***** THE DATA *****

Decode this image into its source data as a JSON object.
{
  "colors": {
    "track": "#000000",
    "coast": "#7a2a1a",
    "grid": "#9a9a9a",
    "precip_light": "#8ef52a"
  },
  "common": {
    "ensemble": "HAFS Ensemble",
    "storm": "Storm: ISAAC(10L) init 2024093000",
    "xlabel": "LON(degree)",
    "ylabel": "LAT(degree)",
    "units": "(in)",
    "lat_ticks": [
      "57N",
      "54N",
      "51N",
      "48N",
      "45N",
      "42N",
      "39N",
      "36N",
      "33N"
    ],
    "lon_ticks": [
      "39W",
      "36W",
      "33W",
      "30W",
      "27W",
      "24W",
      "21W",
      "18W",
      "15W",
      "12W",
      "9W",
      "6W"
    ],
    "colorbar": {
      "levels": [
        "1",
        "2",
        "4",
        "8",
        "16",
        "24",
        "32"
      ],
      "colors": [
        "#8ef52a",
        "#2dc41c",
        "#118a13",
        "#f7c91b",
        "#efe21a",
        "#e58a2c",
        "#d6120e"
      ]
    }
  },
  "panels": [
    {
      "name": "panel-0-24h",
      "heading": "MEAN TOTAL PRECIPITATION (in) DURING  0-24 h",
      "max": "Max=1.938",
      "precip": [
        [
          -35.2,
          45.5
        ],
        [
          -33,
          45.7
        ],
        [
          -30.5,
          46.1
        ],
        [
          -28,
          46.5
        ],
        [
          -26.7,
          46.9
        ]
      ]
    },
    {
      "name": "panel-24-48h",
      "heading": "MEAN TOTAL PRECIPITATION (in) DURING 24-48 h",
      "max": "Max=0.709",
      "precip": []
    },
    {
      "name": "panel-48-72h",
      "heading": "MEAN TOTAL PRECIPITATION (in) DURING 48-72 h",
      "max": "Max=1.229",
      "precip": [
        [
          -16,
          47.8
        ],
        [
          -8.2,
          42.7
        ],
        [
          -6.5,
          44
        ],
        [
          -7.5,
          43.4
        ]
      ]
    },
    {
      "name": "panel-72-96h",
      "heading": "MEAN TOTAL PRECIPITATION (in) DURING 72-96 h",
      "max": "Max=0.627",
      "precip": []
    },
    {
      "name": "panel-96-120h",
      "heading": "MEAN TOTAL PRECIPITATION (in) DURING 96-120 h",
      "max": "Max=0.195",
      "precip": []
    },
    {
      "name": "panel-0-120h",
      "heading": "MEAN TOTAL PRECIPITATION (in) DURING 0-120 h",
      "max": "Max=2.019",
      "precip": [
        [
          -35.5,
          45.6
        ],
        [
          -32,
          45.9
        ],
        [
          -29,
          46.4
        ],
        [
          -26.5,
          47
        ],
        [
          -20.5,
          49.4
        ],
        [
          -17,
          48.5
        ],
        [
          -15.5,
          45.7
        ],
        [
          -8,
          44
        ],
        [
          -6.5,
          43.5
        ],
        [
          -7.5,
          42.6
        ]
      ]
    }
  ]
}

*****

List every line above that contains the word "degree".

    "xlabel": "LON(degree)",
    "ylabel": "LAT(degree)",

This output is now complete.